RECORD SET
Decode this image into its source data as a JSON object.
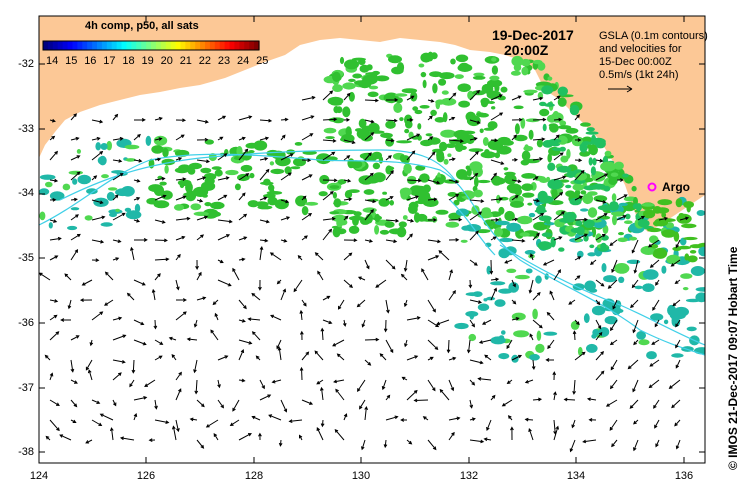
{
  "title": {
    "date": "19-Dec-2017",
    "time": "20:00Z"
  },
  "colorbar": {
    "label": "4h comp, p50, all sats",
    "ticks": [
      "14",
      "15",
      "16",
      "17",
      "18",
      "19",
      "20",
      "21",
      "22",
      "23",
      "24",
      "25"
    ],
    "colors": [
      "#00007f",
      "#0000ff",
      "#007fff",
      "#00ffff",
      "#7fff7f",
      "#ffff00",
      "#ff7f00",
      "#ff0000",
      "#7f0000"
    ]
  },
  "legend": {
    "lines": [
      "GSLA (0.1m contours)",
      "and velocities for",
      "15-Dec 00:00Z",
      "0.5m/s (1kt 24h)"
    ]
  },
  "argo": {
    "label": "Argo",
    "color": "#ff00ff"
  },
  "axes": {
    "y_ticks": [
      "-32",
      "-33",
      "-34",
      "-35",
      "-36",
      "-37",
      "-38"
    ],
    "x_ticks": [
      "124",
      "126",
      "128",
      "130",
      "132",
      "134",
      "136"
    ]
  },
  "credit": "© IMOS 21-Dec-2017 09:07 Hobart Time",
  "colors": {
    "land": "#fcc896",
    "contour": "#40d0e8",
    "sst_green": "#30c030",
    "sst_cyan": "#20b8a8"
  }
}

TASK TO COMPLETE
Look back over the material above and state how many lines hold the word "label". Write the number and nothing else.

RESPONSE BELOW
2